▸ EXTRACTED RECORDS:

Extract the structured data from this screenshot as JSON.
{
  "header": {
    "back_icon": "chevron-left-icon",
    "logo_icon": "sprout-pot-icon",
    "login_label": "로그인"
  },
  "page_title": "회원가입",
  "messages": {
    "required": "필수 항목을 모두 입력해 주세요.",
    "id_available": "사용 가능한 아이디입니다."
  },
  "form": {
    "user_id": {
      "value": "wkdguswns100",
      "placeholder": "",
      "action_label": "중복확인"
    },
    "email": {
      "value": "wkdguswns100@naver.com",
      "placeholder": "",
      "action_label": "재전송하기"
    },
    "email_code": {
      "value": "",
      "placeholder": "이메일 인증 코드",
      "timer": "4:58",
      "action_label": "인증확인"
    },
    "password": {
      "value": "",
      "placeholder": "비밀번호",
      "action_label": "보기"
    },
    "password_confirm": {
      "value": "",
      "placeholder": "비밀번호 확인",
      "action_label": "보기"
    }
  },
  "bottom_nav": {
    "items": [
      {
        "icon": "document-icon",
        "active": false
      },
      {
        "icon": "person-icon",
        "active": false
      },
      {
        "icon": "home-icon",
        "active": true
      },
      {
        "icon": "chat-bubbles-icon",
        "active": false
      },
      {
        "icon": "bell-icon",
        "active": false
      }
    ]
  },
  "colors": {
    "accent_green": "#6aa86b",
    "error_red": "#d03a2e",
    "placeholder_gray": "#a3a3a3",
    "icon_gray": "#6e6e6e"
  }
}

▸ THE EXERCISE: Repeat every record exactly as written, please.

▸ EXERCISE OUTPUT:
Extract the structured data from this screenshot as JSON.
{
  "header": {
    "back_icon": "chevron-left-icon",
    "logo_icon": "sprout-pot-icon",
    "login_label": "로그인"
  },
  "page_title": "회원가입",
  "messages": {
    "required": "필수 항목을 모두 입력해 주세요.",
    "id_available": "사용 가능한 아이디입니다."
  },
  "form": {
    "user_id": {
      "value": "wkdguswns100",
      "placeholder": "",
      "action_label": "중복확인"
    },
    "email": {
      "value": "wkdguswns100@naver.com",
      "placeholder": "",
      "action_label": "재전송하기"
    },
    "email_code": {
      "value": "",
      "placeholder": "이메일 인증 코드",
      "timer": "4:58",
      "action_label": "인증확인"
    },
    "password": {
      "value": "",
      "placeholder": "비밀번호",
      "action_label": "보기"
    },
    "password_confirm": {
      "value": "",
      "placeholder": "비밀번호 확인",
      "action_label": "보기"
    }
  },
  "bottom_nav": {
    "items": [
      {
        "icon": "document-icon",
        "active": false
      },
      {
        "icon": "person-icon",
        "active": false
      },
      {
        "icon": "home-icon",
        "active": true
      },
      {
        "icon": "chat-bubbles-icon",
        "active": false
      },
      {
        "icon": "bell-icon",
        "active": false
      }
    ]
  },
  "colors": {
    "accent_green": "#6aa86b",
    "error_red": "#d03a2e",
    "placeholder_gray": "#a3a3a3",
    "icon_gray": "#6e6e6e"
  }
}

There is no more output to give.